::: Provided information :::
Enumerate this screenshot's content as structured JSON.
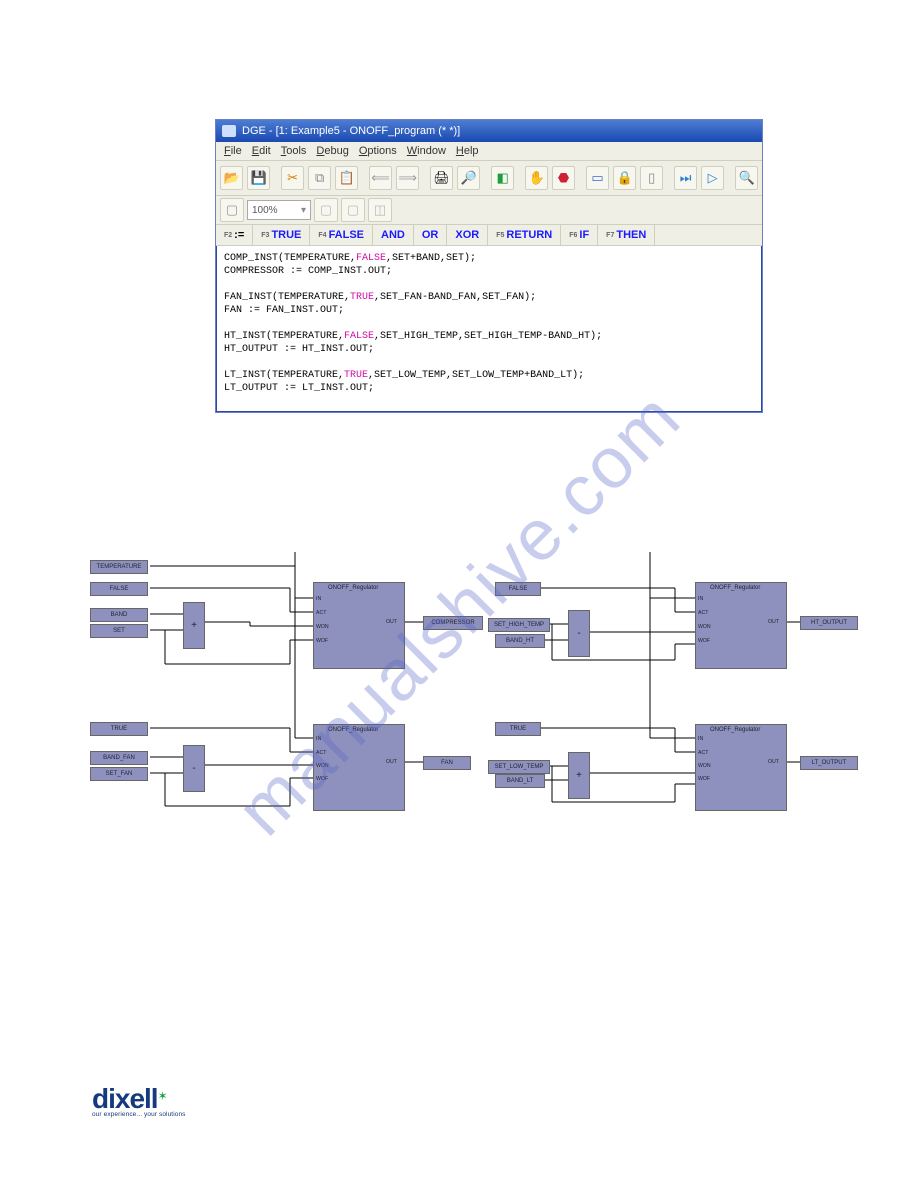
{
  "ide": {
    "title": "DGE - [1: Example5 - ONOFF_program (*  *)]",
    "menus": {
      "file": "File",
      "edit": "Edit",
      "tools": "Tools",
      "debug": "Debug",
      "options": "Options",
      "window": "Window",
      "help": "Help"
    },
    "zoom": "100%",
    "fkeys": {
      "f2": {
        "sup": "F2",
        "txt": ":="
      },
      "f3": {
        "sup": "F3",
        "txt": "TRUE"
      },
      "f4": {
        "sup": "F4",
        "txt": "FALSE"
      },
      "and": {
        "sup": "",
        "txt": "AND"
      },
      "or": {
        "sup": "",
        "txt": "OR"
      },
      "xor": {
        "sup": "",
        "txt": "XOR"
      },
      "f5": {
        "sup": "F5",
        "txt": "RETURN"
      },
      "f6": {
        "sup": "F6",
        "txt": "IF"
      },
      "f7": {
        "sup": "F7",
        "txt": "THEN"
      }
    },
    "code": {
      "l1a": "COMP_INST(TEMPERATURE,",
      "l1b": "FALSE",
      "l1c": ",SET+BAND,SET);",
      "l2": "COMPRESSOR := COMP_INST.OUT;",
      "l3": "",
      "l4a": "FAN_INST(TEMPERATURE,",
      "l4b": "TRUE",
      "l4c": ",SET_FAN-BAND_FAN,SET_FAN);",
      "l5": "FAN := FAN_INST.OUT;",
      "l6": "",
      "l7a": "HT_INST(TEMPERATURE,",
      "l7b": "FALSE",
      "l7c": ",SET_HIGH_TEMP,SET_HIGH_TEMP-BAND_HT);",
      "l8": "HT_OUTPUT := HT_INST.OUT;",
      "l9": "",
      "l10a": "LT_INST(TEMPERATURE,",
      "l10b": "TRUE",
      "l10c": ",SET_LOW_TEMP,SET_LOW_TEMP+BAND_LT);",
      "l11": "LT_OUTPUT := LT_INST.OUT;"
    }
  },
  "diagram": {
    "reg_title": "ONOFF_Regulator",
    "ports": {
      "in": "IN",
      "act": "ACT",
      "won": "WON",
      "wof": "WOF",
      "out": "OUT"
    },
    "ops": {
      "plus": "+",
      "minus": "-"
    },
    "tags": {
      "temperature": "TEMPERATURE",
      "false": "FALSE",
      "band": "BAND",
      "set": "SET",
      "true": "TRUE",
      "band_fan": "BAND_FAN",
      "set_fan": "SET_FAN",
      "compressor": "COMPRESSOR",
      "fan": "FAN",
      "set_high_temp": "SET_HIGH_TEMP",
      "band_ht": "BAND_HT",
      "ht_output": "HT_OUTPUT",
      "set_low_temp": "SET_LOW_TEMP",
      "band_lt": "BAND_LT",
      "lt_output": "LT_OUTPUT"
    }
  },
  "watermark": "manualshive.com",
  "logo": {
    "brand": "dixell",
    "tagline": "our experience... your solutions"
  }
}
:::
- _What the task requires_
Take every line above carrying "TRUE" and return it.

- _Written answer_
        "txt": "TRUE"
      "l4b": "TRUE",
      "l10b": "TRUE",
      "true": "TRUE",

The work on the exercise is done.